MATERIAL:
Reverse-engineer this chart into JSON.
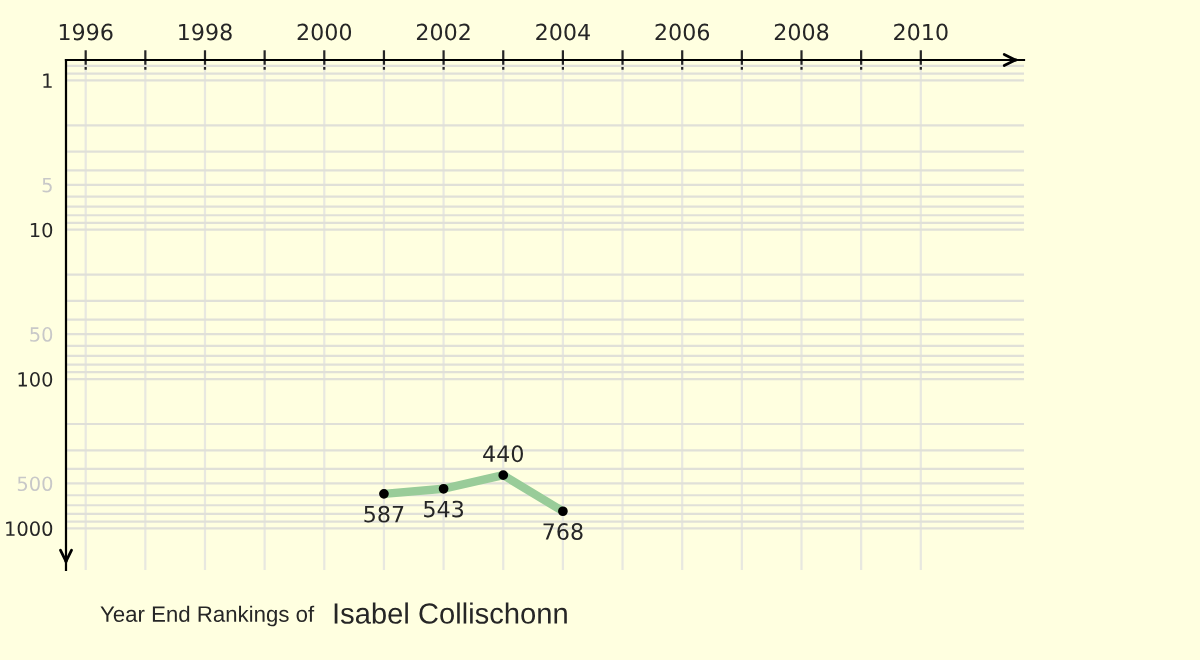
{
  "chart_data": {
    "type": "line",
    "x": [
      2001,
      2002,
      2003,
      2004
    ],
    "series": [
      {
        "color": "#99cc99",
        "values": [
          587,
          543,
          440,
          768
        ]
      }
    ],
    "xlim": [
      1995.67,
      2011.73
    ],
    "xticks": [
      1996,
      {
        "value": 1997,
        "label": null
      },
      1998,
      {
        "value": 1999,
        "label": null
      },
      2000,
      {
        "value": 2001,
        "label": null
      },
      2002,
      {
        "value": 2003,
        "label": null
      },
      2004,
      {
        "value": 2005,
        "label": null
      },
      2006,
      {
        "value": 2007,
        "label": null
      },
      2008,
      {
        "value": 2009,
        "label": null
      },
      2010
    ],
    "ylim": [
      1900,
      0.73
    ],
    "yticks": [
      1,
      5,
      10,
      50,
      100,
      500,
      1000
    ],
    "log": "y",
    "grid": true,
    "marker": "circle",
    "line_style": "solid",
    "data_labels": true,
    "annotations": [
      "Year End Rankings of",
      "Isabel Collischonn"
    ]
  }
}
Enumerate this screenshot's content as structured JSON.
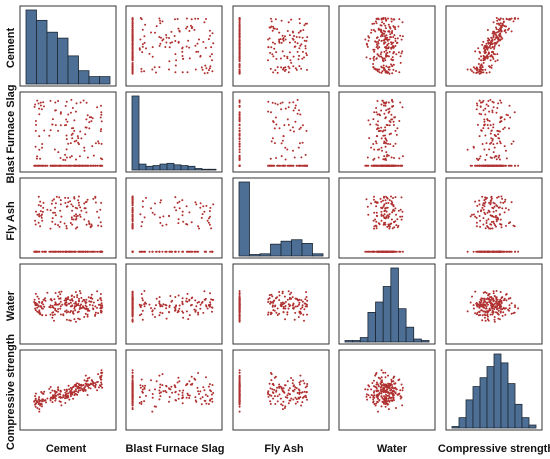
{
  "chart_data": {
    "type": "scatter-matrix",
    "title": "",
    "variables": [
      "Cement",
      "Blast Furnace Slag",
      "Fly Ash",
      "Water",
      "Compressive strength"
    ],
    "diagonal": "histogram",
    "grid": false,
    "legend": "none",
    "colors": {
      "histogram_fill": "#4d6f96",
      "histogram_edge": "#1c2733",
      "point": "#b03030",
      "frame": "#333333"
    },
    "histograms": [
      {
        "variable": "Cement",
        "counts": [
          100,
          86,
          70,
          62,
          38,
          18,
          10,
          10
        ]
      },
      {
        "variable": "Blast Furnace Slag",
        "counts": [
          100,
          8,
          5,
          6,
          8,
          9,
          7,
          6,
          5,
          2,
          1,
          1
        ]
      },
      {
        "variable": "Fly Ash",
        "counts": [
          100,
          2,
          3,
          16,
          20,
          22,
          17,
          3
        ]
      },
      {
        "variable": "Water",
        "counts": [
          2,
          2,
          6,
          40,
          54,
          75,
          100,
          45,
          20,
          4,
          2
        ]
      },
      {
        "variable": "Compressive strength",
        "counts": [
          2,
          14,
          38,
          56,
          68,
          83,
          100,
          88,
          60,
          32,
          14,
          4
        ]
      }
    ]
  }
}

WHAT THIS TASK INVOLVES: Report only the number of lines in the listing that contain the word "Furnace".

ANSWER: 2